Quote all lines below exactly. Images stay out.

___

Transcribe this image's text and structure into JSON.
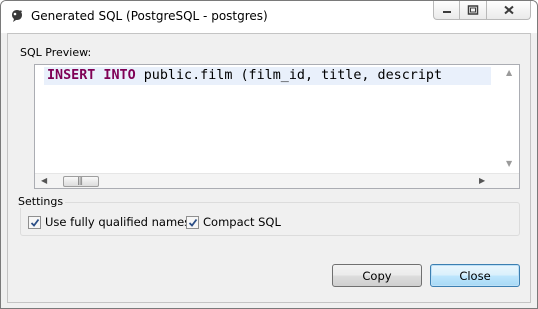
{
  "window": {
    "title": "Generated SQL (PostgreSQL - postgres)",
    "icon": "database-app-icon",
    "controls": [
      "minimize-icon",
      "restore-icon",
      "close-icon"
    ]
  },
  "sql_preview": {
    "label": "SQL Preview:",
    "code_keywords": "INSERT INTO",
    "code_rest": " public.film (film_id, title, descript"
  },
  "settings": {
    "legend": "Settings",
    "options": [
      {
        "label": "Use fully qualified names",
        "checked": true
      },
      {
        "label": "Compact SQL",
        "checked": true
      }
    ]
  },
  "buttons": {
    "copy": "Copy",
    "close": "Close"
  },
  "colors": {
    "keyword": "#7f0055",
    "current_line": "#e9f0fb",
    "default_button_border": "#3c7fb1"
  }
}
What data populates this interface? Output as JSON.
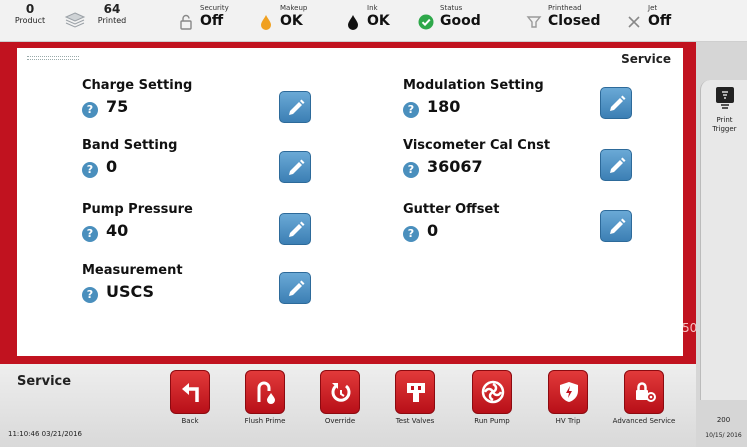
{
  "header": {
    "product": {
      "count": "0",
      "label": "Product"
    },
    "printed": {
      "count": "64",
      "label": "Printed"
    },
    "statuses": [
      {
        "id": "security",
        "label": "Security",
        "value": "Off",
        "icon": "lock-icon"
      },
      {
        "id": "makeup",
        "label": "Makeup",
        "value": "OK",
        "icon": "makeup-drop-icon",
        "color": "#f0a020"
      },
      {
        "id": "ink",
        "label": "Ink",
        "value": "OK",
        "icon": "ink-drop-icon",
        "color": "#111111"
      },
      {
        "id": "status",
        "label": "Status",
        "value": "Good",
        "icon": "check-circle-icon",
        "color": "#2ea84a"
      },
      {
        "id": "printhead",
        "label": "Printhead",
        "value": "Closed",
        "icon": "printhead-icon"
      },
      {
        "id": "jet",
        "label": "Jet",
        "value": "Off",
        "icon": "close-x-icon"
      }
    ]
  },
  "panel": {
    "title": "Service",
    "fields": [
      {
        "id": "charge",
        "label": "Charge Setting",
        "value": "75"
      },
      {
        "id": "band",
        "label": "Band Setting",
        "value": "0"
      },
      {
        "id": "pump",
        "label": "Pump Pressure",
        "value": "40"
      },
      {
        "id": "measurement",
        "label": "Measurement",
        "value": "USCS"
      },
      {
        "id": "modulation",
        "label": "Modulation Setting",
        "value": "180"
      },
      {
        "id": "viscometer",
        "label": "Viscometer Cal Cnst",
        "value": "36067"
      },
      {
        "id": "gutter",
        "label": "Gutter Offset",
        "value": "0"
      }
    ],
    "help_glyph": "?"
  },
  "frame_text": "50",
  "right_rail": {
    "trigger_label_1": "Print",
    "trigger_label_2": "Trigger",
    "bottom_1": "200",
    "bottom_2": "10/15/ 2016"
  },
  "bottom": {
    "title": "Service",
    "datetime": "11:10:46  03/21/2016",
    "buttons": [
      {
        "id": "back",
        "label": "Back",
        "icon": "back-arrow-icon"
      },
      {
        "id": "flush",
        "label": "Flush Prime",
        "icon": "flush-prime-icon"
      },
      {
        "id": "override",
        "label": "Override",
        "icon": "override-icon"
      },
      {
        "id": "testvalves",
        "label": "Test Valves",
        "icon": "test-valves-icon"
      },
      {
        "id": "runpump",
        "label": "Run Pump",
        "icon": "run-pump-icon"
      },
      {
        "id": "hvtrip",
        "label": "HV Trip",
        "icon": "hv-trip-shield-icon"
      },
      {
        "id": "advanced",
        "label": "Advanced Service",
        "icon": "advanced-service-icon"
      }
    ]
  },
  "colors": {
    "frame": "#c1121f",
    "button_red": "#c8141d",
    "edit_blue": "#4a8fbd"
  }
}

___

— FULL RESPONSE —
Transcribe this image's text and structure into JSON.
{
  "window": {
    "title": "Generated SQL (PostgreSQL - postgres)",
    "icon": "database-app-icon",
    "controls": [
      "minimize-icon",
      "restore-icon",
      "close-icon"
    ]
  },
  "sql_preview": {
    "label": "SQL Preview:",
    "code_keywords": "INSERT INTO",
    "code_rest": " public.film (film_id, title, descript"
  },
  "settings": {
    "legend": "Settings",
    "options": [
      {
        "label": "Use fully qualified names",
        "checked": true
      },
      {
        "label": "Compact SQL",
        "checked": true
      }
    ]
  },
  "buttons": {
    "copy": "Copy",
    "close": "Close"
  },
  "colors": {
    "keyword": "#7f0055",
    "current_line": "#e9f0fb",
    "default_button_border": "#3c7fb1"
  }
}
What data populates this interface? Output as JSON.
{
  "header": {
    "product": {
      "count": "0",
      "label": "Product"
    },
    "printed": {
      "count": "64",
      "label": "Printed"
    },
    "statuses": [
      {
        "id": "security",
        "label": "Security",
        "value": "Off",
        "icon": "lock-icon"
      },
      {
        "id": "makeup",
        "label": "Makeup",
        "value": "OK",
        "icon": "makeup-drop-icon",
        "color": "#f0a020"
      },
      {
        "id": "ink",
        "label": "Ink",
        "value": "OK",
        "icon": "ink-drop-icon",
        "color": "#111111"
      },
      {
        "id": "status",
        "label": "Status",
        "value": "Good",
        "icon": "check-circle-icon",
        "color": "#2ea84a"
      },
      {
        "id": "printhead",
        "label": "Printhead",
        "value": "Closed",
        "icon": "printhead-icon"
      },
      {
        "id": "jet",
        "label": "Jet",
        "value": "Off",
        "icon": "close-x-icon"
      }
    ]
  },
  "panel": {
    "title": "Service",
    "fields": [
      {
        "id": "charge",
        "label": "Charge Setting",
        "value": "75"
      },
      {
        "id": "band",
        "label": "Band Setting",
        "value": "0"
      },
      {
        "id": "pump",
        "label": "Pump Pressure",
        "value": "40"
      },
      {
        "id": "measurement",
        "label": "Measurement",
        "value": "USCS"
      },
      {
        "id": "modulation",
        "label": "Modulation Setting",
        "value": "180"
      },
      {
        "id": "viscometer",
        "label": "Viscometer Cal Cnst",
        "value": "36067"
      },
      {
        "id": "gutter",
        "label": "Gutter Offset",
        "value": "0"
      }
    ],
    "help_glyph": "?"
  },
  "frame_text": "50",
  "right_rail": {
    "trigger_label_1": "Print",
    "trigger_label_2": "Trigger",
    "bottom_1": "200",
    "bottom_2": "10/15/ 2016"
  },
  "bottom": {
    "title": "Service",
    "datetime": "11:10:46  03/21/2016",
    "buttons": [
      {
        "id": "back",
        "label": "Back",
        "icon": "back-arrow-icon"
      },
      {
        "id": "flush",
        "label": "Flush Prime",
        "icon": "flush-prime-icon"
      },
      {
        "id": "override",
        "label": "Override",
        "icon": "override-icon"
      },
      {
        "id": "testvalves",
        "label": "Test Valves",
        "icon": "test-valves-icon"
      },
      {
        "id": "runpump",
        "label": "Run Pump",
        "icon": "run-pump-icon"
      },
      {
        "id": "hvtrip",
        "label": "HV Trip",
        "icon": "hv-trip-shield-icon"
      },
      {
        "id": "advanced",
        "label": "Advanced Service",
        "icon": "advanced-service-icon"
      }
    ]
  },
  "colors": {
    "frame": "#c1121f",
    "button_red": "#c8141d",
    "edit_blue": "#4a8fbd"
  }
}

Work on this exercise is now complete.